[Recorded data]
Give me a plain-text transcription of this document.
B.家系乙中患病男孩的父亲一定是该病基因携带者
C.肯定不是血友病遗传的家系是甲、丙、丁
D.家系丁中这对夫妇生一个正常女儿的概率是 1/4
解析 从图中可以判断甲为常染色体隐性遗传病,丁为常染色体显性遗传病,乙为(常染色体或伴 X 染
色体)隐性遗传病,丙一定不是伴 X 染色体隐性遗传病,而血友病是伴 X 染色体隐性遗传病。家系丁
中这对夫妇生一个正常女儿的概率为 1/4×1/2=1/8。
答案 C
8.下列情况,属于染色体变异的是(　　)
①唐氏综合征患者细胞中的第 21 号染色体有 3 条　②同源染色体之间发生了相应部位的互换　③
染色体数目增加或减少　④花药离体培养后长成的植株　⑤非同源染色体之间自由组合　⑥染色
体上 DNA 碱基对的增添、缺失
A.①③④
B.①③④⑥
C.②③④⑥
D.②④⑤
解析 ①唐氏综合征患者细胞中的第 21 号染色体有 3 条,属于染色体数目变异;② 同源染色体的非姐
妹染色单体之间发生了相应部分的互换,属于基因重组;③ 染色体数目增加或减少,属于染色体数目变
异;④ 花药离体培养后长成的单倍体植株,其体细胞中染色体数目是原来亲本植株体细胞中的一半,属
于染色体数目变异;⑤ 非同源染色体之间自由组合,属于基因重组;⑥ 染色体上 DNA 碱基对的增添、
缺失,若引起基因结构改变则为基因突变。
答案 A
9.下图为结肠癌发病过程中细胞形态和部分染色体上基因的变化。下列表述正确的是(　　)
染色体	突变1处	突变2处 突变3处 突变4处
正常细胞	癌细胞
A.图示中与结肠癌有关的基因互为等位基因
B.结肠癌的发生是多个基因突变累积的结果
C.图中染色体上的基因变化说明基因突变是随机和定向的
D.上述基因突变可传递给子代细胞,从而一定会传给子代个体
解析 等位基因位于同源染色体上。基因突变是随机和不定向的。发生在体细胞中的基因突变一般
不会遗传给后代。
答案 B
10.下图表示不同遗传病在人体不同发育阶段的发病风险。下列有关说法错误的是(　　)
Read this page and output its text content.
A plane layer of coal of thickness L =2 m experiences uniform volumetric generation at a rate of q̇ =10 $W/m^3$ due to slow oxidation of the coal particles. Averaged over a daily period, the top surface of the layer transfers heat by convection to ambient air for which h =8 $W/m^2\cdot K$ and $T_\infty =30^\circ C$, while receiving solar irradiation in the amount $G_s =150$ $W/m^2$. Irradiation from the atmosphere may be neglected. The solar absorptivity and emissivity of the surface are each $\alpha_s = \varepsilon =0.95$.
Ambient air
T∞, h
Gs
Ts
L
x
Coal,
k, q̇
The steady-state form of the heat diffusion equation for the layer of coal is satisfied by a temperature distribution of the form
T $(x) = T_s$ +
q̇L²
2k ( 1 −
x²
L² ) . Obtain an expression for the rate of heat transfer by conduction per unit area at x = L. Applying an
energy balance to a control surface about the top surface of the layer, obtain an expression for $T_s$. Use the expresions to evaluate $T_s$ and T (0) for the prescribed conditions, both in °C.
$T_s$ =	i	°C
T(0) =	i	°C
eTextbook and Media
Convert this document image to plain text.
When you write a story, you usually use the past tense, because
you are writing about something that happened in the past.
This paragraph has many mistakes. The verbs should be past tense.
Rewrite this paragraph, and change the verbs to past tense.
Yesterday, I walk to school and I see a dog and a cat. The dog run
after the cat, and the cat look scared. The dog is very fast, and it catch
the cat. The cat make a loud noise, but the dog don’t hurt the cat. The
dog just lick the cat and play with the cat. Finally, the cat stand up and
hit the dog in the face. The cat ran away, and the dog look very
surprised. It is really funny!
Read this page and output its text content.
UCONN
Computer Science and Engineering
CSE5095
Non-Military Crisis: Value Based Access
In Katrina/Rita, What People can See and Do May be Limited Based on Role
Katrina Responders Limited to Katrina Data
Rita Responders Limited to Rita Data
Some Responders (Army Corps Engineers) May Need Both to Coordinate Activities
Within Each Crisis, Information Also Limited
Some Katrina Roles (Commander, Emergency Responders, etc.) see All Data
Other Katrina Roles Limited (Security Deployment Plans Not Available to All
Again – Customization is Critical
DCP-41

● WRITTEN REQUEST
Extract the complete data, matching each line exactly.

● EXERCISE RESULT
Give me a plain-text transcription of this document.
B.家系乙中患病男孩的父亲一定是该病基因携带者
C.肯定不是血友病遗传的家系是甲、丙、丁
D.家系丁中这对夫妇生一个正常女儿的概率是 1/4
解析 从图中可以判断甲为常染色体隐性遗传病,丁为常染色体显性遗传病,乙为(常染色体或伴 X 染
色体)隐性遗传病,丙一定不是伴 X 染色体隐性遗传病,而血友病是伴 X 染色体隐性遗传病。家系丁
中这对夫妇生一个正常女儿的概率为 1/4×1/2=1/8。
答案 C
8.下列情况,属于染色体变异的是(　　)
①唐氏综合征患者细胞中的第 21 号染色体有 3 条　②同源染色体之间发生了相应部位的互换　③
染色体数目增加或减少　④花药离体培养后长成的植株　⑤非同源染色体之间自由组合　⑥染色
体上 DNA 碱基对的增添、缺失
A.①③④
B.①③④⑥
C.②③④⑥
D.②④⑤
解析 ①唐氏综合征患者细胞中的第 21 号染色体有 3 条,属于染色体数目变异;② 同源染色体的非姐
妹染色单体之间发生了相应部分的互换,属于基因重组;③ 染色体数目增加或减少,属于染色体数目变
异;④ 花药离体培养后长成的单倍体植株,其体细胞中染色体数目是原来亲本植株体细胞中的一半,属
于染色体数目变异;⑤ 非同源染色体之间自由组合,属于基因重组;⑥ 染色体上 DNA 碱基对的增添、
缺失,若引起基因结构改变则为基因突变。
答案 A
9.下图为结肠癌发病过程中细胞形态和部分染色体上基因的变化。下列表述正确的是(　　)
染色体	突变1处	突变2处 突变3处 突变4处
正常细胞	癌细胞
A.图示中与结肠癌有关的基因互为等位基因
B.结肠癌的发生是多个基因突变累积的结果
C.图中染色体上的基因变化说明基因突变是随机和定向的
D.上述基因突变可传递给子代细胞,从而一定会传给子代个体
解析 等位基因位于同源染色体上。基因突变是随机和不定向的。发生在体细胞中的基因突变一般
不会遗传给后代。
答案 B
10.下图表示不同遗传病在人体不同发育阶段的发病风险。下列有关说法错误的是(　　)
Read this page and output its text content.
A plane layer of coal of thickness L =2 m experiences uniform volumetric generation at a rate of q̇ =10 $W/m^3$ due to slow oxidation of the coal particles. Averaged over a daily period, the top surface of the layer transfers heat by convection to ambient air for which h =8 $W/m^2\cdot K$ and $T_\infty =30^\circ C$, while receiving solar irradiation in the amount $G_s =150$ $W/m^2$. Irradiation from the atmosphere may be neglected. The solar absorptivity and emissivity of the surface are each $\alpha_s = \varepsilon =0.95$.
Ambient air
T∞, h
Gs
Ts
L
x
Coal,
k, q̇
The steady-state form of the heat diffusion equation for the layer of coal is satisfied by a temperature distribution of the form
T $(x) = T_s$ +
q̇L²
2k ( 1 −
x²
L² ) . Obtain an expression for the rate of heat transfer by conduction per unit area at x = L. Applying an
energy balance to a control surface about the top surface of the layer, obtain an expression for $T_s$. Use the expresions to evaluate $T_s$ and T (0) for the prescribed conditions, both in °C.
$T_s$ =	i	°C
T(0) =	i	°C
eTextbook and Media
Convert this document image to plain text.
When you write a story, you usually use the past tense, because
you are writing about something that happened in the past.
This paragraph has many mistakes. The verbs should be past tense.
Rewrite this paragraph, and change the verbs to past tense.
Yesterday, I walk to school and I see a dog and a cat. The dog run
after the cat, and the cat look scared. The dog is very fast, and it catch
the cat. The cat make a loud noise, but the dog don’t hurt the cat. The
dog just lick the cat and play with the cat. Finally, the cat stand up and
hit the dog in the face. The cat ran away, and the dog look very
surprised. It is really funny!
Read this page and output its text content.
UCONN
Computer Science and Engineering
CSE5095
Non-Military Crisis: Value Based Access
In Katrina/Rita, What People can See and Do May be Limited Based on Role
Katrina Responders Limited to Katrina Data
Rita Responders Limited to Rita Data
Some Responders (Army Corps Engineers) May Need Both to Coordinate Activities
Within Each Crisis, Information Also Limited
Some Katrina Roles (Commander, Emergency Responders, etc.) see All Data
Other Katrina Roles Limited (Security Deployment Plans Not Available to All
Again – Customization is Critical
DCP-41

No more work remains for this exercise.